● **OBJECTIVE**
Take the line that contains "Type out the text in this image." as the first and the last line of the material as the final one; set down exactly the lines in that span.

Entries from a dataset:

__________

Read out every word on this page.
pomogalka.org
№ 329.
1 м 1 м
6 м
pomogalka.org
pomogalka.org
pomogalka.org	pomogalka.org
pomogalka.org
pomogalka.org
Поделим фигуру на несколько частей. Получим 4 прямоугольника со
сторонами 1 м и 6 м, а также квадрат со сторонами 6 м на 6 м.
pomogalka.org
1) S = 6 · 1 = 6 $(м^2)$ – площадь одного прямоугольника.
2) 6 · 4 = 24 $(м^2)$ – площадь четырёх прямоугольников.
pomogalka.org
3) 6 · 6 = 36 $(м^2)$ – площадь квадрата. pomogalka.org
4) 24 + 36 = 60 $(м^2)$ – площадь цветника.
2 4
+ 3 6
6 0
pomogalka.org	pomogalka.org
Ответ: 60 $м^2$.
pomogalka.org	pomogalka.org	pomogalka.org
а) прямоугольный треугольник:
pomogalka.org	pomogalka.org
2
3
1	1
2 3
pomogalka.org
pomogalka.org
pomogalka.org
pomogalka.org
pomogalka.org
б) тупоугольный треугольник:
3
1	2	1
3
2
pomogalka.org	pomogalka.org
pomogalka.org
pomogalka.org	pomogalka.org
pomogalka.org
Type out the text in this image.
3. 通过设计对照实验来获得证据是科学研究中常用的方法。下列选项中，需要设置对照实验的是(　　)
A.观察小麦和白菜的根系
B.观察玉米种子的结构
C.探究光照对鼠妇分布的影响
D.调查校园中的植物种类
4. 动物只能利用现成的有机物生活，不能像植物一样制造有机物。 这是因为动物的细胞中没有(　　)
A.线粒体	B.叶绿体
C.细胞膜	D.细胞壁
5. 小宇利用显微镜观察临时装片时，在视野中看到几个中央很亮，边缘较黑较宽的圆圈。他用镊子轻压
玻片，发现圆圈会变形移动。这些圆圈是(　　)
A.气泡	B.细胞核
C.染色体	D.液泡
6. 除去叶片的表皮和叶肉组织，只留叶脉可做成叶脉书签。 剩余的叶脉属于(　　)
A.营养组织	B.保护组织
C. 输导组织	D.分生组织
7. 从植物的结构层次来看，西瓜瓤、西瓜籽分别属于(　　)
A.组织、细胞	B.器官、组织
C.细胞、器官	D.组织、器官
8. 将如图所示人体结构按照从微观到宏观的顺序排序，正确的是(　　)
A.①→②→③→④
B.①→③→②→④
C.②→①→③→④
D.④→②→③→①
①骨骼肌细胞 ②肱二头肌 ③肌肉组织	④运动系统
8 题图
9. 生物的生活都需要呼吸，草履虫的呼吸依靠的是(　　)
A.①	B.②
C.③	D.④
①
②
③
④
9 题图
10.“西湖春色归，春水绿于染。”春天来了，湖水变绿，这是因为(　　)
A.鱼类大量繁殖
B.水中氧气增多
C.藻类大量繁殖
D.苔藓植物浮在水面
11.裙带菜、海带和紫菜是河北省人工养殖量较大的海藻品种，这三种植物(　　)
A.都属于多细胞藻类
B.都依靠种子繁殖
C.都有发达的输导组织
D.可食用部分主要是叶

__________

● **SOLUTION FOR THIS PROBLEM**
Type out the text in this image.
3. 通过设计对照实验来获得证据是科学研究中常用的方法。下列选项中，需要设置对照实验的是(　　)
A.观察小麦和白菜的根系
B.观察玉米种子的结构
C.探究光照对鼠妇分布的影响
D.调查校园中的植物种类
4. 动物只能利用现成的有机物生活，不能像植物一样制造有机物。 这是因为动物的细胞中没有(　　)
A.线粒体	B.叶绿体
C.细胞膜	D.细胞壁
5. 小宇利用显微镜观察临时装片时，在视野中看到几个中央很亮，边缘较黑较宽的圆圈。他用镊子轻压
玻片，发现圆圈会变形移动。这些圆圈是(　　)
A.气泡	B.细胞核
C.染色体	D.液泡
6. 除去叶片的表皮和叶肉组织，只留叶脉可做成叶脉书签。 剩余的叶脉属于(　　)
A.营养组织	B.保护组织
C. 输导组织	D.分生组织
7. 从植物的结构层次来看，西瓜瓤、西瓜籽分别属于(　　)
A.组织、细胞	B.器官、组织
C.细胞、器官	D.组织、器官
8. 将如图所示人体结构按照从微观到宏观的顺序排序，正确的是(　　)
A.①→②→③→④
B.①→③→②→④
C.②→①→③→④
D.④→②→③→①
①骨骼肌细胞 ②肱二头肌 ③肌肉组织	④运动系统
8 题图
9. 生物的生活都需要呼吸，草履虫的呼吸依靠的是(　　)
A.①	B.②
C.③	D.④
①
②
③
④
9 题图
10.“西湖春色归，春水绿于染。”春天来了，湖水变绿，这是因为(　　)
A.鱼类大量繁殖
B.水中氧气增多
C.藻类大量繁殖
D.苔藓植物浮在水面
11.裙带菜、海带和紫菜是河北省人工养殖量较大的海藻品种，这三种植物(　　)
A.都属于多细胞藻类
B.都依靠种子繁殖
C.都有发达的输导组织
D.可食用部分主要是叶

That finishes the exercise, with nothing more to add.